### REQUIRED TASK
Locate all lines with the word "バリアーブンタウ". Copy them.

--

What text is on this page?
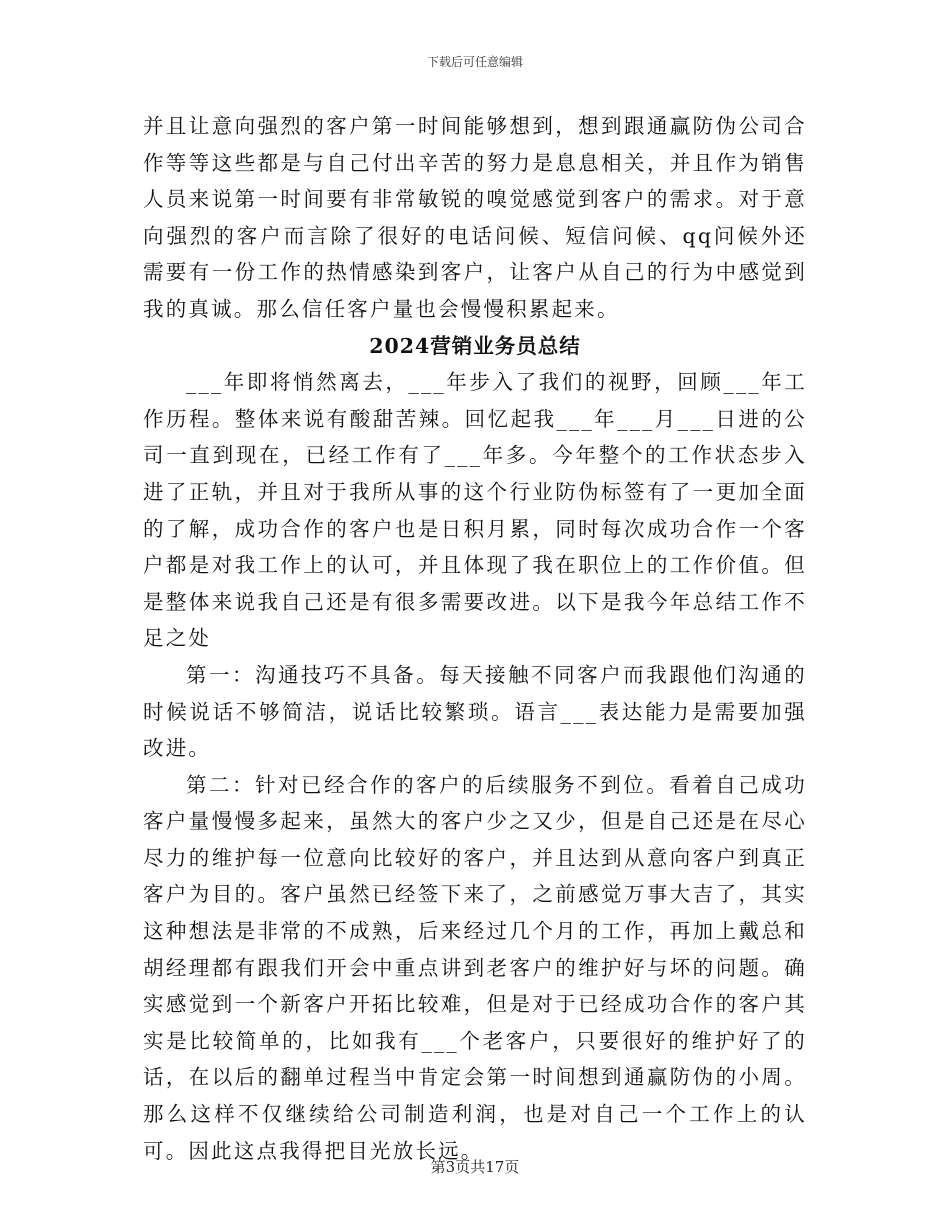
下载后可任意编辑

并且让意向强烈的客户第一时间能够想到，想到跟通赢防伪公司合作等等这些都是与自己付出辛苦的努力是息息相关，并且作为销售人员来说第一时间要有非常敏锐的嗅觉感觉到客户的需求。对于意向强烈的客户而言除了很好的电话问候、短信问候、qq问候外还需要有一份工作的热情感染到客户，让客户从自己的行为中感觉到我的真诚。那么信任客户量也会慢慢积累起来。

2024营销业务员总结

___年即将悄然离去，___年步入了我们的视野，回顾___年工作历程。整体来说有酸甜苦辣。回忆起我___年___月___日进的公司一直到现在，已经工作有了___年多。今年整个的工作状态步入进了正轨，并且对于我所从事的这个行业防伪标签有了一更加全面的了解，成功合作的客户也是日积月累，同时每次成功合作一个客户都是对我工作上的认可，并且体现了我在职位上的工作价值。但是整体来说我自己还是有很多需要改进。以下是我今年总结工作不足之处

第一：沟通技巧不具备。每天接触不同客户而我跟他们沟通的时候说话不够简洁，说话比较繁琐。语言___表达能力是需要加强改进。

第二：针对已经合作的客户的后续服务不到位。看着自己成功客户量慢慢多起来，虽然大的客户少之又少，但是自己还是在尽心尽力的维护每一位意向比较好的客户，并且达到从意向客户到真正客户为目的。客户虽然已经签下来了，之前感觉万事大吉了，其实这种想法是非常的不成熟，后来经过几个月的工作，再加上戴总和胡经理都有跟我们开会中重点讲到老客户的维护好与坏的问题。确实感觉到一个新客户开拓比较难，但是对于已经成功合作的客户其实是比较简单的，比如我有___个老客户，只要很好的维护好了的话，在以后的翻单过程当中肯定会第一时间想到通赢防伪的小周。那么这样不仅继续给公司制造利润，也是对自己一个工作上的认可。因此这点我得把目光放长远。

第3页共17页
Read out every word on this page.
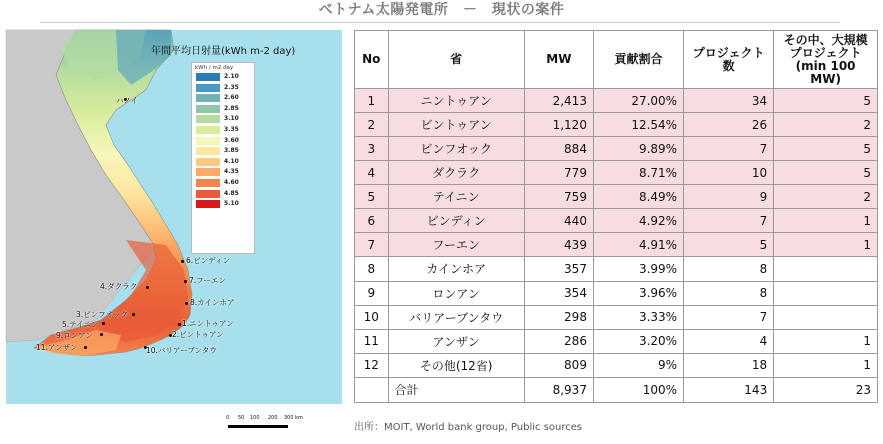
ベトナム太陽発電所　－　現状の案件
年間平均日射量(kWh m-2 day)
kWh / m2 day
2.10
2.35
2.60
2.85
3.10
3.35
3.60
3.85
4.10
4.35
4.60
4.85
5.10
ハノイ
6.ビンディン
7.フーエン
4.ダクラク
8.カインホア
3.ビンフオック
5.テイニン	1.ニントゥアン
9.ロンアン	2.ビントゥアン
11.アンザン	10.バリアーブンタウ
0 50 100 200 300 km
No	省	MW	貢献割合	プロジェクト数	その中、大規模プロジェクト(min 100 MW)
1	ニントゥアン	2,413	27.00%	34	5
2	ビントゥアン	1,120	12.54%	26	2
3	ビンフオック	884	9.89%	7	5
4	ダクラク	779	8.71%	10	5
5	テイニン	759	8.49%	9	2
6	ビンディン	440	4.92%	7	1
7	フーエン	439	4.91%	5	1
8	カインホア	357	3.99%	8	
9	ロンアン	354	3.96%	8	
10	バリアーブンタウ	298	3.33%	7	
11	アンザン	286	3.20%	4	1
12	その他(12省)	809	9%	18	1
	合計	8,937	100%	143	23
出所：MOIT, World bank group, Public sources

--

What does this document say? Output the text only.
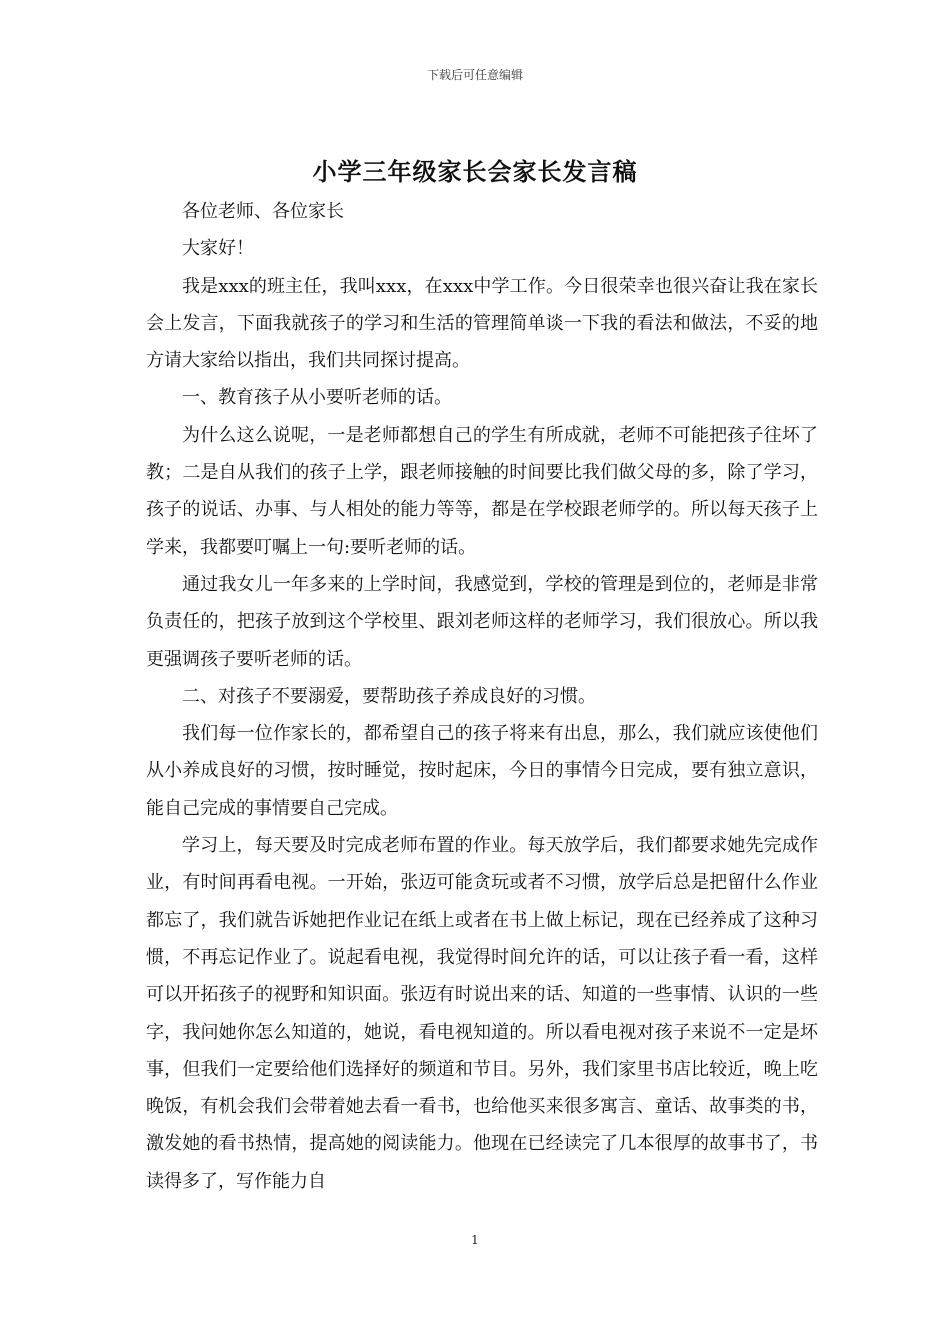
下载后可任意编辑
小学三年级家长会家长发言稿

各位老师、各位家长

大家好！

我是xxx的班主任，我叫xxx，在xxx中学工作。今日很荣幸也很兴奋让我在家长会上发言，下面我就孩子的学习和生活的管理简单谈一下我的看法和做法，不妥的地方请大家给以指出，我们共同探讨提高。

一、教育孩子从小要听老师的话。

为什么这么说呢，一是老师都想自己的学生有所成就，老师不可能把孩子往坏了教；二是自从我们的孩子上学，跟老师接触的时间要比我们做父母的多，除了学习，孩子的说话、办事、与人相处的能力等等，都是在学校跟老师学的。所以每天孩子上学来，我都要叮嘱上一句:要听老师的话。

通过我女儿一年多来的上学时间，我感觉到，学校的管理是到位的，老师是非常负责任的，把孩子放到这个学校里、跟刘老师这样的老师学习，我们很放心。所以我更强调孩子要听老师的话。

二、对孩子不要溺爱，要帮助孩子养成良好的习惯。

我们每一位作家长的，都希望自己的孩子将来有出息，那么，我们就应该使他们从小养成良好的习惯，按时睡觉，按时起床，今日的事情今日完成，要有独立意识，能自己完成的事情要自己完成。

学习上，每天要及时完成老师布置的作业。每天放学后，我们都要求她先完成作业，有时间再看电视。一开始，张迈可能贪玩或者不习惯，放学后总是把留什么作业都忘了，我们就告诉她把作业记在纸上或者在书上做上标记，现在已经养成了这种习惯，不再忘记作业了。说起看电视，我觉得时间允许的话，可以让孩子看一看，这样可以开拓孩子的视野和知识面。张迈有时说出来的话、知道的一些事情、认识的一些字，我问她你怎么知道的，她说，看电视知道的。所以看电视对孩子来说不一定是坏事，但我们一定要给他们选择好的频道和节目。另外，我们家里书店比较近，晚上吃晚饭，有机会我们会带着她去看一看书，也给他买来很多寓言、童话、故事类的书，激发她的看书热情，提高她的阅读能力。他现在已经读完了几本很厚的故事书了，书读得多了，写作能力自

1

--

### ANSWER TO THE PROBLEM
11.アンザン	10.バリアーブンタウ
10	バリアーブンタウ	298	3.33%	7	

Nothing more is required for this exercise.